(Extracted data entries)
====
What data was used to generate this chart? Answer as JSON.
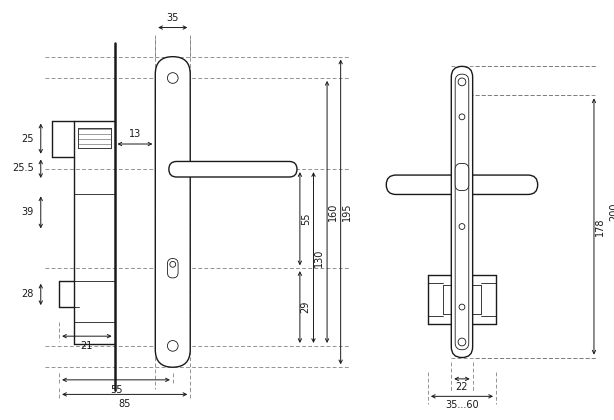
{
  "bg_color": "#ffffff",
  "line_color": "#1a1a1a",
  "dim_color": "#1a1a1a",
  "line_width": 1.0,
  "thin_line": 0.6,
  "thick_line": 1.8,
  "font_size": 7.0
}
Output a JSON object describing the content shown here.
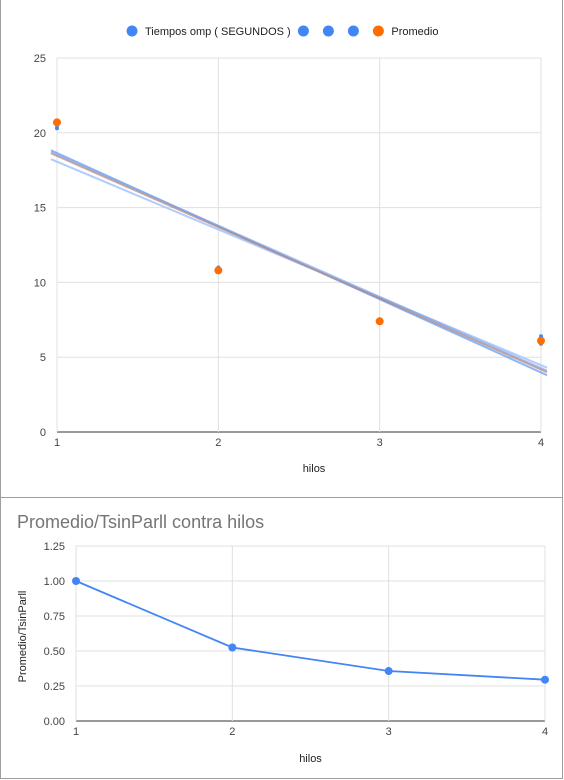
{
  "chart_data": [
    {
      "type": "scatter",
      "title": "",
      "xlabel": "hilos",
      "ylabel": "",
      "xlim": [
        1,
        4
      ],
      "ylim": [
        0,
        25
      ],
      "x_ticks": [
        "1",
        "2",
        "3",
        "4"
      ],
      "y_ticks": [
        "0",
        "5",
        "10",
        "15",
        "20",
        "25"
      ],
      "grid": true,
      "legend_position": "top",
      "legend": [
        {
          "label": "Tiempos omp ( SEGUNDOS )",
          "color": "#4285f4"
        },
        {
          "label": "",
          "color": "#4285f4"
        },
        {
          "label": "",
          "color": "#4285f4"
        },
        {
          "label": "",
          "color": "#4285f4"
        },
        {
          "label": "Promedio",
          "color": "#ff6d01"
        }
      ],
      "series": [
        {
          "name": "Tiempos omp ( SEGUNDOS )",
          "color": "#4285f4",
          "x": [
            1,
            2,
            3,
            4
          ],
          "y": [
            20.3,
            11.0,
            7.4,
            6.4
          ]
        },
        {
          "name": "",
          "color": "#4285f4",
          "x": [
            1,
            2,
            3,
            4
          ],
          "y": [
            20.6,
            10.8,
            7.3,
            5.9
          ]
        },
        {
          "name": "",
          "color": "#4285f4",
          "x": [
            1,
            2,
            3,
            4
          ],
          "y": [
            20.7,
            10.9,
            7.4,
            6.0
          ]
        },
        {
          "name": "",
          "color": "#4285f4",
          "x": [
            1,
            2,
            3,
            4
          ],
          "y": [
            20.5,
            10.7,
            7.3,
            6.1
          ]
        },
        {
          "name": "Promedio",
          "color": "#ff6d01",
          "x": [
            1,
            2,
            3,
            4
          ],
          "y": [
            20.7,
            10.8,
            7.4,
            6.1
          ]
        }
      ],
      "trendlines": [
        {
          "color": "#4285f4",
          "opacity": 0.6,
          "y_start": 18.7,
          "y_end": 3.8
        },
        {
          "color": "#a8c7fa",
          "opacity": 0.9,
          "y_start": 18.1,
          "y_end": 4.3
        },
        {
          "color": "#4285f4",
          "opacity": 0.45,
          "y_start": 18.5,
          "y_end": 4.0
        },
        {
          "color": "#7baaf7",
          "opacity": 0.7,
          "y_start": 18.6,
          "y_end": 4.1
        },
        {
          "color": "#ff6d01",
          "opacity": 0.35,
          "y_start": 18.5,
          "y_end": 4.0
        }
      ]
    },
    {
      "type": "line",
      "title": "Promedio/TsinParll contra hilos",
      "xlabel": "hilos",
      "ylabel": "Promedio/TsinParll",
      "xlim": [
        1,
        4
      ],
      "ylim": [
        0,
        1.25
      ],
      "x_ticks": [
        "1",
        "2",
        "3",
        "4"
      ],
      "y_ticks": [
        "0.00",
        "0.25",
        "0.50",
        "0.75",
        "1.00",
        "1.25"
      ],
      "grid": true,
      "series": [
        {
          "name": "Promedio/TsinParll",
          "color": "#4285f4",
          "x": [
            1,
            2,
            3,
            4
          ],
          "y": [
            1.0,
            0.525,
            0.357,
            0.295
          ]
        }
      ]
    }
  ]
}
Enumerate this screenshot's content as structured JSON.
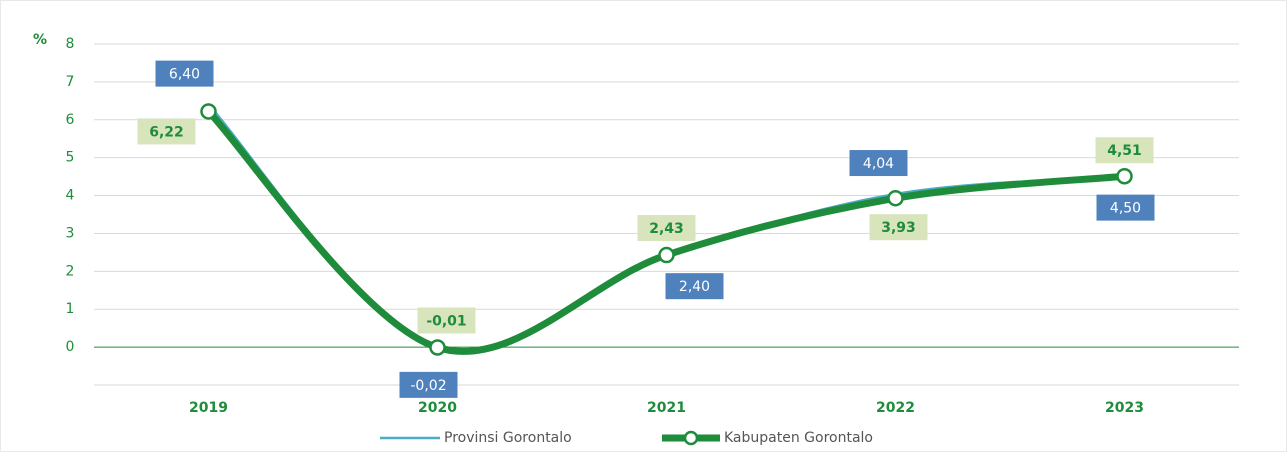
{
  "chart_data": {
    "type": "line",
    "y_axis_label": "%",
    "categories": [
      "2019",
      "2020",
      "2021",
      "2022",
      "2023"
    ],
    "series": [
      {
        "name": "Provinsi Gorontalo",
        "color": "#4bacc6",
        "values": [
          6.4,
          -0.02,
          2.4,
          4.04,
          4.5
        ],
        "value_labels": [
          "6,40",
          "-0,02",
          "2,40",
          "4,04",
          "4,50"
        ]
      },
      {
        "name": "Kabupaten Gorontalo",
        "color": "#1e8c3a",
        "values": [
          6.22,
          -0.01,
          2.43,
          3.93,
          4.51
        ],
        "value_labels": [
          "6,22",
          "-0,01",
          "2,43",
          "3,93",
          "4,51"
        ]
      }
    ],
    "ylim": [
      -1,
      8
    ],
    "yticks": [
      0,
      1,
      2,
      3,
      4,
      5,
      6,
      7,
      8
    ],
    "grid": true,
    "legend": "bottom"
  }
}
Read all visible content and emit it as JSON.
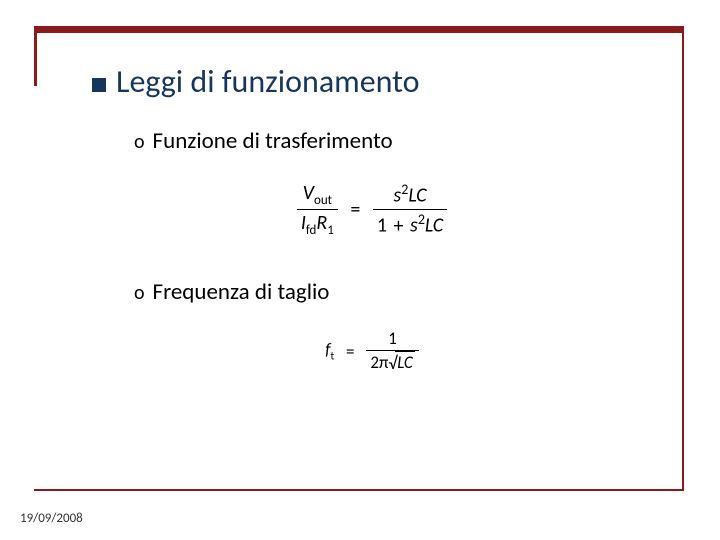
{
  "heading": "Leggi di funzionamento",
  "items": {
    "transfer": {
      "label": "Funzione di trasferimento",
      "formula": {
        "lhs_num": {
          "var": "V",
          "sub": "out"
        },
        "lhs_den": {
          "var1": "I",
          "sub1": "fd",
          "var2": "R",
          "sub2": "1"
        },
        "rhs_num": {
          "var1": "s",
          "sup": "2",
          "var2": "LC"
        },
        "rhs_den": {
          "one": "1",
          "plus": "+",
          "var1": "s",
          "sup": "2",
          "var2": "LC"
        }
      }
    },
    "cutoff": {
      "label": "Frequenza di taglio",
      "formula": {
        "lhs": {
          "var": "f",
          "sub": "t"
        },
        "rhs_num": "1",
        "rhs_den": {
          "twopi": "2π",
          "sqrt_arg": "LC"
        }
      }
    }
  },
  "footer": {
    "date": "19/09/2008"
  },
  "colors": {
    "accent": "#8b1a1a",
    "heading": "#17365d",
    "text": "#000000",
    "background": "#ffffff"
  }
}
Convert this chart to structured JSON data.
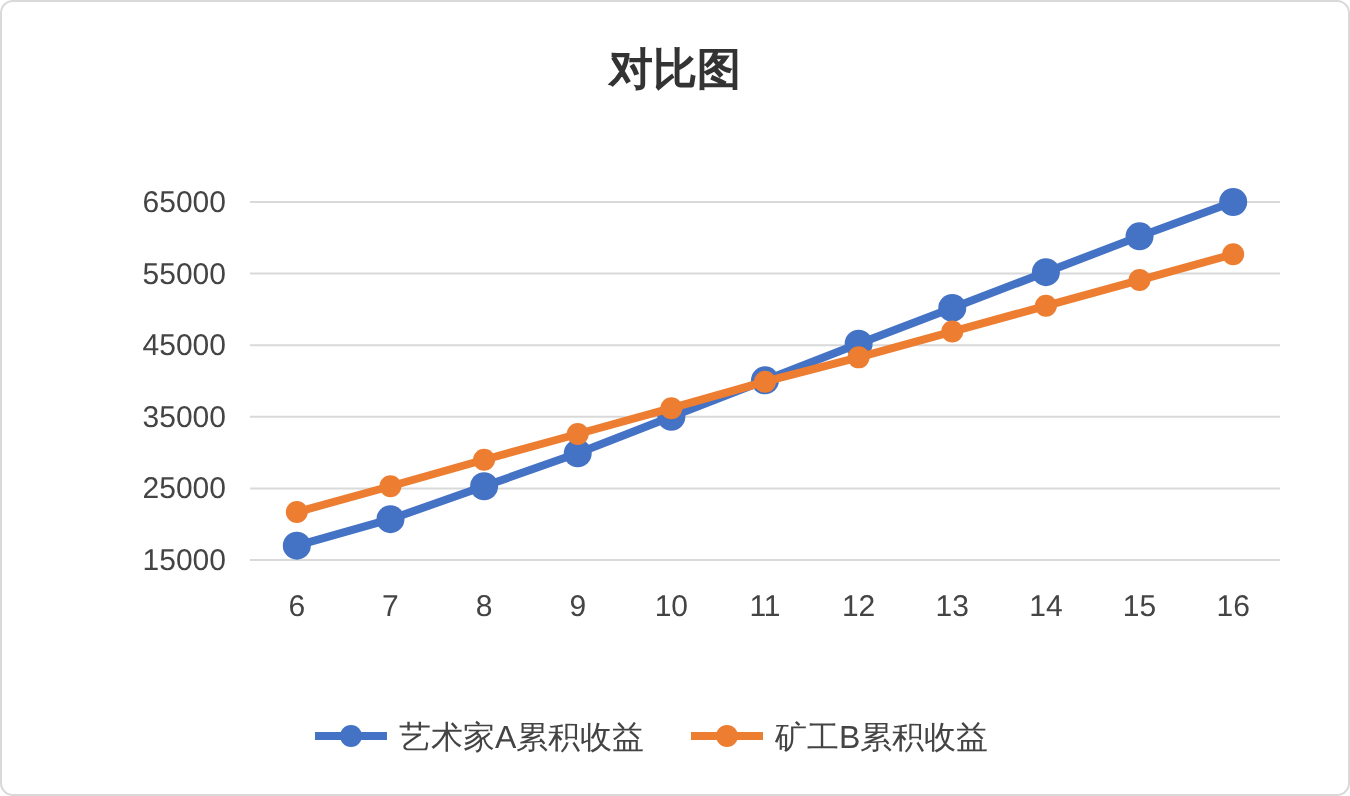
{
  "chart_data": {
    "type": "line",
    "title": "对比图",
    "categories": [
      "6",
      "7",
      "8",
      "9",
      "10",
      "11",
      "12",
      "13",
      "14",
      "15",
      "16"
    ],
    "series": [
      {
        "name": "艺术家A累积收益",
        "color": "#4472c4",
        "values": [
          17000,
          20700,
          25300,
          29900,
          35000,
          40100,
          45200,
          50200,
          55200,
          60200,
          65000
        ]
      },
      {
        "name": "矿工B累积收益",
        "color": "#ed7d31",
        "values": [
          21700,
          25300,
          29000,
          32600,
          36200,
          39900,
          43300,
          46900,
          50500,
          54100,
          57700
        ]
      }
    ],
    "ylim": [
      15000,
      65000
    ],
    "yticks": [
      15000,
      25000,
      35000,
      45000,
      55000,
      65000
    ],
    "grid": "y",
    "legend": "bottom",
    "marker": "circle",
    "line_style": "solid"
  }
}
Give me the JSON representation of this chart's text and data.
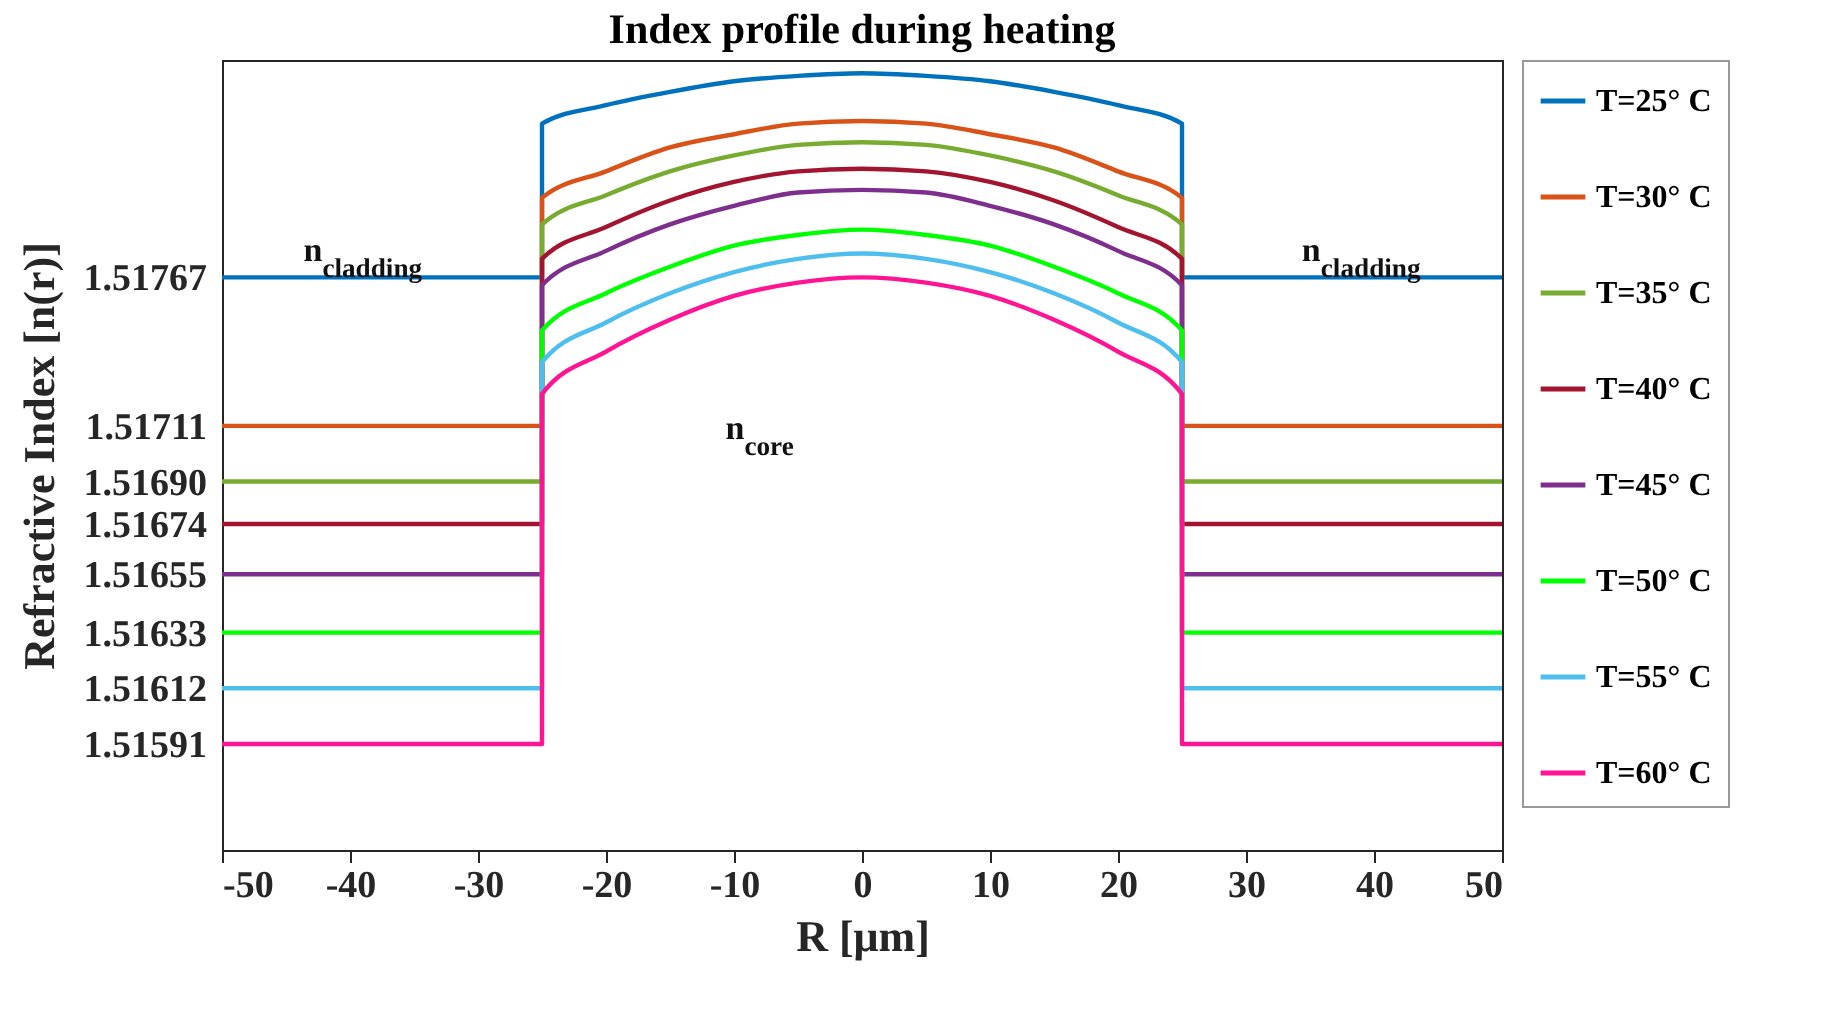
{
  "chart_data": {
    "type": "line",
    "title": "Index profile during heating",
    "xlabel": "R [μm]",
    "ylabel": "Refractive Index [n(r)]",
    "x": [
      -50,
      -25,
      -25,
      -20,
      -15,
      -10,
      -5,
      0,
      5,
      10,
      15,
      20,
      25,
      25,
      50
    ],
    "series": [
      {
        "name": "T=25° C",
        "color": "#0072bd",
        "values": [
          1.51767,
          1.51767,
          1.51825,
          1.51832,
          1.51837,
          1.51841,
          1.51843,
          1.51844,
          1.51843,
          1.51841,
          1.51837,
          1.51832,
          1.51825,
          1.51767,
          1.51767
        ]
      },
      {
        "name": "T=30° C",
        "color": "#d95319",
        "values": [
          1.51711,
          1.51711,
          1.51797,
          1.51807,
          1.51816,
          1.51821,
          1.51825,
          1.51826,
          1.51825,
          1.51821,
          1.51816,
          1.51807,
          1.51797,
          1.51711,
          1.51711
        ]
      },
      {
        "name": "T=35° C",
        "color": "#77ac30",
        "values": [
          1.5169,
          1.5169,
          1.51787,
          1.51798,
          1.51807,
          1.51813,
          1.51817,
          1.51818,
          1.51817,
          1.51813,
          1.51807,
          1.51798,
          1.51787,
          1.5169,
          1.5169
        ]
      },
      {
        "name": "T=40° C",
        "color": "#a2142f",
        "values": [
          1.51674,
          1.51674,
          1.51774,
          1.51786,
          1.51796,
          1.51803,
          1.51807,
          1.51808,
          1.51807,
          1.51803,
          1.51796,
          1.51786,
          1.51774,
          1.51674,
          1.51674
        ]
      },
      {
        "name": "T=45° C",
        "color": "#7e2f8e",
        "values": [
          1.51655,
          1.51655,
          1.51764,
          1.51777,
          1.51787,
          1.51794,
          1.51799,
          1.518,
          1.51799,
          1.51794,
          1.51787,
          1.51777,
          1.51764,
          1.51655,
          1.51655
        ]
      },
      {
        "name": "T=50° C",
        "color": "#00ff00",
        "values": [
          1.51633,
          1.51633,
          1.51747,
          1.51761,
          1.51771,
          1.51779,
          1.51783,
          1.51785,
          1.51783,
          1.51779,
          1.51771,
          1.51761,
          1.51747,
          1.51633,
          1.51633
        ]
      },
      {
        "name": "T=55° C",
        "color": "#4dbeee",
        "values": [
          1.51612,
          1.51612,
          1.51735,
          1.5175,
          1.51761,
          1.51769,
          1.51774,
          1.51776,
          1.51774,
          1.51769,
          1.51761,
          1.5175,
          1.51735,
          1.51612,
          1.51612
        ]
      },
      {
        "name": "T=60° C",
        "color": "#ff1493",
        "values": [
          1.51591,
          1.51591,
          1.51723,
          1.51739,
          1.51751,
          1.5176,
          1.51765,
          1.51767,
          1.51765,
          1.5176,
          1.51751,
          1.51739,
          1.51723,
          1.51591,
          1.51591
        ]
      }
    ],
    "xlim": [
      -50,
      50
    ],
    "xticks": [
      -50,
      -40,
      -30,
      -20,
      -10,
      0,
      10,
      20,
      30,
      40,
      50
    ],
    "ylim": [
      1.51551,
      1.51849
    ],
    "yticks": [
      {
        "value": 1.51591,
        "label": "1.51591"
      },
      {
        "value": 1.51612,
        "label": "1.51612"
      },
      {
        "value": 1.51633,
        "label": "1.51633"
      },
      {
        "value": 1.51655,
        "label": "1.51655"
      },
      {
        "value": 1.51674,
        "label": "1.51674"
      },
      {
        "value": 1.5169,
        "label": "1.51690"
      },
      {
        "value": 1.51711,
        "label": "1.51711"
      },
      {
        "value": 1.51767,
        "label": "1.51767"
      }
    ],
    "annotations": [
      {
        "text": "n$_{cladding}$",
        "x": -39,
        "y": 1.51767
      },
      {
        "text": "n$_{cladding}$",
        "x": 39,
        "y": 1.51767
      },
      "n$_{core}$"
    ],
    "grid": false,
    "legend": "right",
    "line_style": "solid",
    "marker": "none"
  }
}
====
The problem: Find every line that has "heading" in it, then return those lines.

Output for this exercise:
  "heading": "Leggi di funzionamento",
    "heading": "#17365d",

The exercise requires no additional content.